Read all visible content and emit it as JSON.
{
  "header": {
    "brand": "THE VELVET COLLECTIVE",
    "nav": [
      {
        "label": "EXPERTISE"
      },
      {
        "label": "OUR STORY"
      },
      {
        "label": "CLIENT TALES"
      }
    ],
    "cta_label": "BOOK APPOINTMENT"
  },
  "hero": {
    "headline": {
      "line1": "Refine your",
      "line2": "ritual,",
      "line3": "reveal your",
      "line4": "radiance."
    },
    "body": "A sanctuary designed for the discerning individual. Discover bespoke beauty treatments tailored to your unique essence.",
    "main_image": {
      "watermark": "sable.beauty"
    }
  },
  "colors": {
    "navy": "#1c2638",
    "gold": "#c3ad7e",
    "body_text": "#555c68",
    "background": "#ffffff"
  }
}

PROBLEM — The data above must be returned in full, exactly as written.

ANSWER TO THIS TASK —
Read all visible content and emit it as JSON.
{
  "header": {
    "brand": "THE VELVET COLLECTIVE",
    "nav": [
      {
        "label": "EXPERTISE"
      },
      {
        "label": "OUR STORY"
      },
      {
        "label": "CLIENT TALES"
      }
    ],
    "cta_label": "BOOK APPOINTMENT"
  },
  "hero": {
    "headline": {
      "line1": "Refine your",
      "line2": "ritual,",
      "line3": "reveal your",
      "line4": "radiance."
    },
    "body": "A sanctuary designed for the discerning individual. Discover bespoke beauty treatments tailored to your unique essence.",
    "main_image": {
      "watermark": "sable.beauty"
    }
  },
  "colors": {
    "navy": "#1c2638",
    "gold": "#c3ad7e",
    "body_text": "#555c68",
    "background": "#ffffff"
  }
}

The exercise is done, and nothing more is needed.